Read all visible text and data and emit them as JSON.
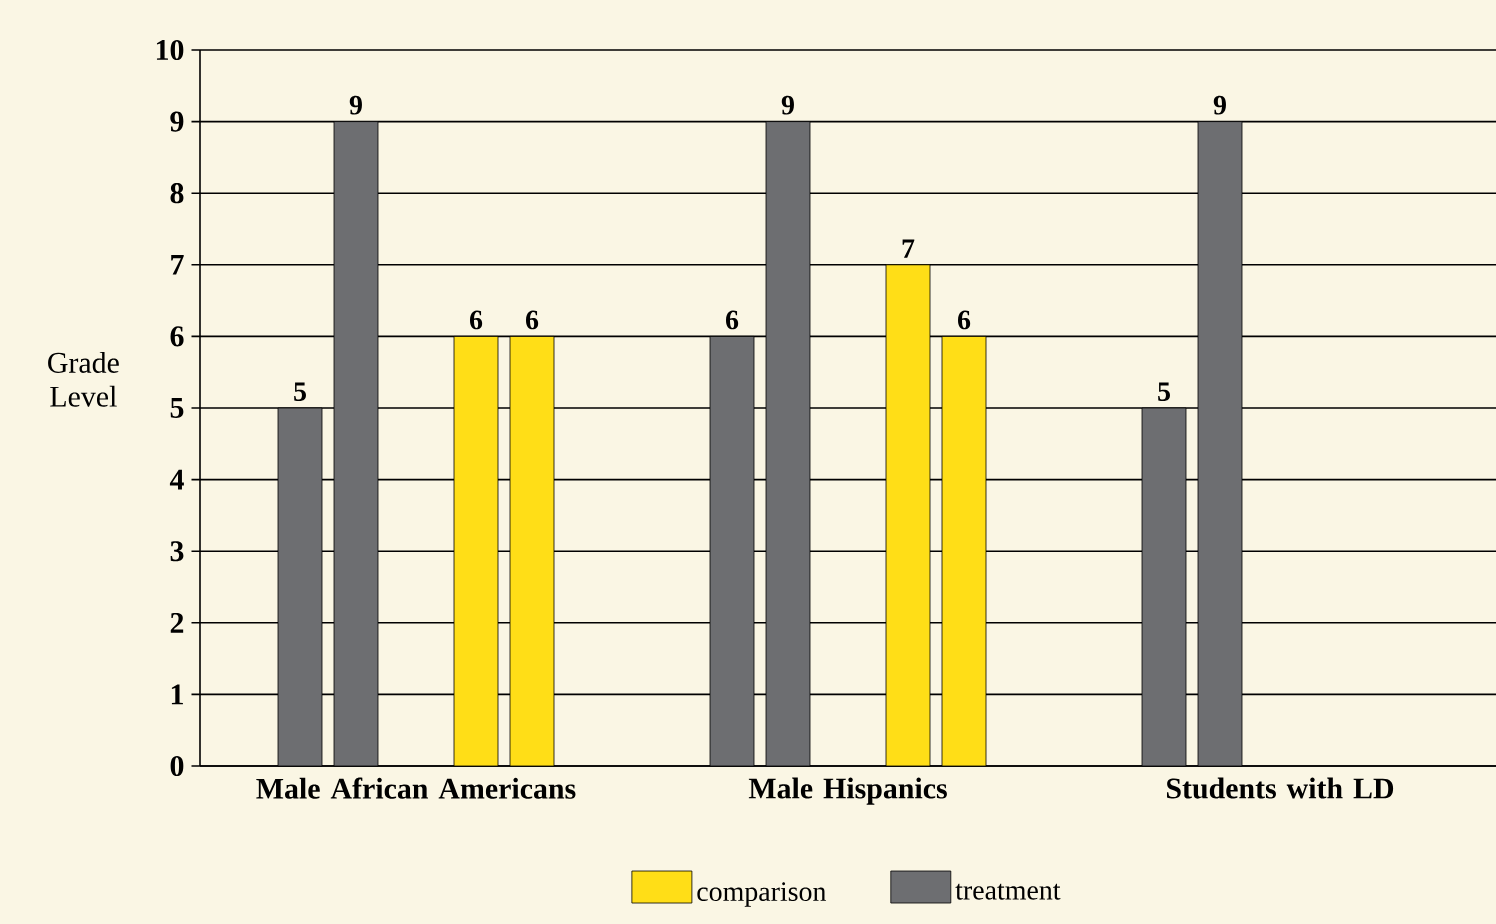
{
  "chart_data": {
    "type": "bar",
    "ylabel": "Grade Level",
    "categories": [
      "Male African Americans",
      "Male Hispanics",
      "Students with LD"
    ],
    "series": [
      {
        "name": "treatment",
        "color": "#6d6e71",
        "values": [
          5,
          6,
          5
        ]
      },
      {
        "color": "#6d6e71",
        "values": [
          9,
          9,
          9
        ]
      },
      {
        "name": "comparison",
        "color": "#ffde17",
        "values": [
          6,
          7,
          null
        ]
      },
      {
        "color": "#ffde17",
        "values": [
          6,
          6,
          null
        ]
      }
    ],
    "ylim": [
      0,
      10
    ],
    "yticks": [
      0,
      1,
      2,
      3,
      4,
      5,
      6,
      7,
      8,
      9,
      10
    ],
    "grid": "y",
    "data_labels": true,
    "legend": "bottom"
  }
}
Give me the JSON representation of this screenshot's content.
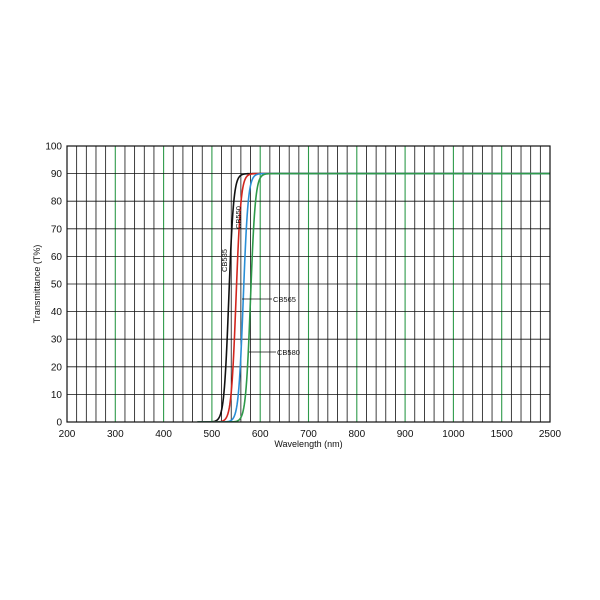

***

Objective
How many lines of the entries above hold the string "JSON"? Reply with the number alone.

Exercise solution
2